Saved data entries:
+-------+
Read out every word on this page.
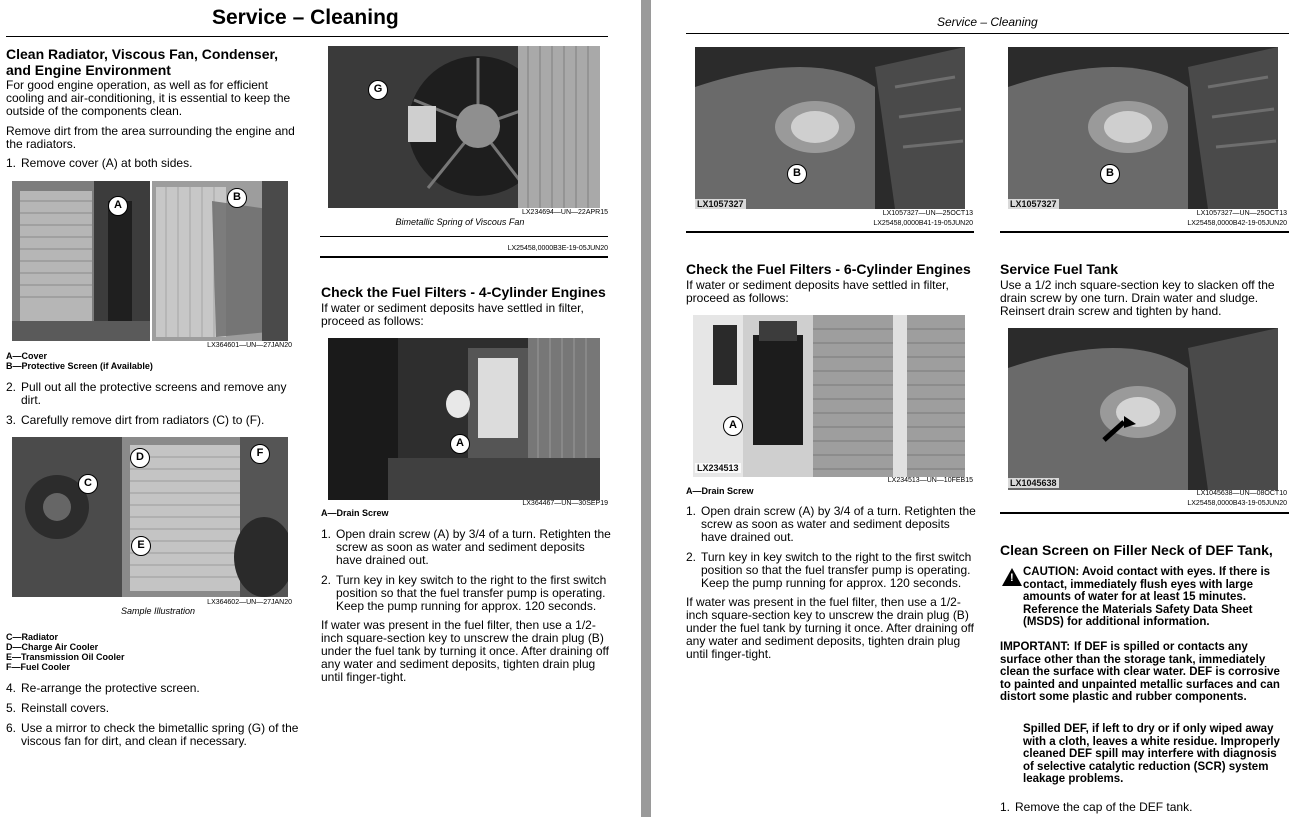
Service – Cleaning
Clean Radiator, Viscous Fan, Condenser, and Engine Environment

For good engine operation, as well as for efficient cooling and air-conditioning, it is essential to keep the outside of the components clean.

Remove dirt from the area surrounding the engine and the radiators.

1. Remove cover (A) at both sides.
A
B
LX364601—UN—27JAN20
A—Cover
B—Protective Screen (if Available)
2. Pull out all the protective screens and remove any dirt.
3. Carefully remove dirt from radiators (C) to (F).
D	F
C
E
LX364602—UN—27JAN20
Sample Illustration
C—Radiator
D—Charge Air Cooler
E—Transmission Oil Cooler
F—Fuel Cooler
4. Re-arrange the protective screen.
5. Reinstall covers.
6. Use a mirror to check the bimetallic spring (G) of the viscous fan for dirt, and clean if necessary.
G
LX234694—UN—22APR15
Bimetallic Spring of Viscous Fan
LX25458,0000B3E-19-05JUN20
Check the Fuel Filters - 4-Cylinder Engines

If water or sediment deposits have settled in filter, proceed as follows:

A
LX364467—UN—30SEP19
A—Drain Screw
1. Open drain screw (A) by 3/4 of a turn. Retighten the screw as soon as water and sediment deposits have drained out.
2. Turn key in key switch to the right to the first switch position so that the fuel transfer pump is operating. Keep the pump running for approx. 120 seconds.

If water was present in the fuel filter, then use a 1/2-inch square-section key to unscrew the drain plug (B) under the fuel tank by turning it once. After draining off any water and sediment deposits, tighten drain plug until finger-tight.

Service – Cleaning
B
LX1057327
LX1057327—UN—25OCT13
LX25458,0000B41-19-05JUN20
B
LX1057327
LX1057327—UN—25OCT13
LX25458,0000B42-19-05JUN20
Check the Fuel Filters - 6-Cylinder Engines

If water or sediment deposits have settled in filter, proceed as follows:

A
LX234513
LX234513—UN—10FEB15
A—Drain Screw
1. Open drain screw (A) by 3/4 of a turn. Retighten the screw as soon as water and sediment deposits have drained out.
2. Turn key in key switch to the right to the first switch position so that the fuel transfer pump is operating. Keep the pump running for approx. 120 seconds.

If water was present in the fuel filter, then use a 1/2-inch square-section key to unscrew the drain plug (B) under the fuel tank by turning it once. After draining off any water and sediment deposits, tighten drain plug until finger-tight.

Service Fuel Tank

Use a 1/2 inch square-section key to slacken off the drain screw by one turn. Drain water and sludge. Reinsert drain screw and tighten by hand.

LX1045638
LX1045638—UN—08OCT10
LX25458,0000B43-19-05JUN20
Clean Screen on Filler Neck of DEF Tank,
! CAUTION: Avoid contact with eyes. If there is contact, immediately flush eyes with large amounts of water for at least 15 minutes. Reference the Materials Safety Data Sheet (MSDS) for additional information.
IMPORTANT: If DEF is spilled or contacts any surface other than the storage tank, immediately clean the surface with clear water. DEF is corrosive to painted and unpainted metallic surfaces and can distort some plastic and rubber components.
Spilled DEF, if left to dry or if only wiped away with a cloth, leaves a white residue. Improperly cleaned DEF spill may interfere with diagnosis of selective catalytic reduction (SCR) system leakage problems.
1. Remove the cap of the DEF tank.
+-------+
* **GOAL**: Above are records with pictures; repeat the records exactly and leave the pictures out.

* **SOLVED PROBLEM**:
Read out every word on this page.
Service – Cleaning
Clean Radiator, Viscous Fan, Condenser, and Engine Environment

For good engine operation, as well as for efficient cooling and air-conditioning, it is essential to keep the outside of the components clean.

Remove dirt from the area surrounding the engine and the radiators.

1. Remove cover (A) at both sides.
A
B
LX364601—UN—27JAN20
A—Cover
B—Protective Screen (if Available)
2. Pull out all the protective screens and remove any dirt.
3. Carefully remove dirt from radiators (C) to (F).
D	F
C
E
LX364602—UN—27JAN20
Sample Illustration
C—Radiator
D—Charge Air Cooler
E—Transmission Oil Cooler
F—Fuel Cooler
4. Re-arrange the protective screen.
5. Reinstall covers.
6. Use a mirror to check the bimetallic spring (G) of the viscous fan for dirt, and clean if necessary.
G
LX234694—UN—22APR15
Bimetallic Spring of Viscous Fan
LX25458,0000B3E-19-05JUN20
Check the Fuel Filters - 4-Cylinder Engines

If water or sediment deposits have settled in filter, proceed as follows:

A
LX364467—UN—30SEP19
A—Drain Screw
1. Open drain screw (A) by 3/4 of a turn. Retighten the screw as soon as water and sediment deposits have drained out.
2. Turn key in key switch to the right to the first switch position so that the fuel transfer pump is operating. Keep the pump running for approx. 120 seconds.

If water was present in the fuel filter, then use a 1/2-inch square-section key to unscrew the drain plug (B) under the fuel tank by turning it once. After draining off any water and sediment deposits, tighten drain plug until finger-tight.

Service – Cleaning
B
LX1057327
LX1057327—UN—25OCT13
LX25458,0000B41-19-05JUN20
B
LX1057327
LX1057327—UN—25OCT13
LX25458,0000B42-19-05JUN20
Check the Fuel Filters - 6-Cylinder Engines

If water or sediment deposits have settled in filter, proceed as follows:

A
LX234513
LX234513—UN—10FEB15
A—Drain Screw
1. Open drain screw (A) by 3/4 of a turn. Retighten the screw as soon as water and sediment deposits have drained out.
2. Turn key in key switch to the right to the first switch position so that the fuel transfer pump is operating. Keep the pump running for approx. 120 seconds.

If water was present in the fuel filter, then use a 1/2-inch square-section key to unscrew the drain plug (B) under the fuel tank by turning it once. After draining off any water and sediment deposits, tighten drain plug until finger-tight.

Service Fuel Tank

Use a 1/2 inch square-section key to slacken off the drain screw by one turn. Drain water and sludge. Reinsert drain screw and tighten by hand.

LX1045638
LX1045638—UN—08OCT10
LX25458,0000B43-19-05JUN20
Clean Screen on Filler Neck of DEF Tank,
! CAUTION: Avoid contact with eyes. If there is contact, immediately flush eyes with large amounts of water for at least 15 minutes. Reference the Materials Safety Data Sheet (MSDS) for additional information.
IMPORTANT: If DEF is spilled or contacts any surface other than the storage tank, immediately clean the surface with clear water. DEF is corrosive to painted and unpainted metallic surfaces and can distort some plastic and rubber components.
Spilled DEF, if left to dry or if only wiped away with a cloth, leaves a white residue. Improperly cleaned DEF spill may interfere with diagnosis of selective catalytic reduction (SCR) system leakage problems.
1. Remove the cap of the DEF tank.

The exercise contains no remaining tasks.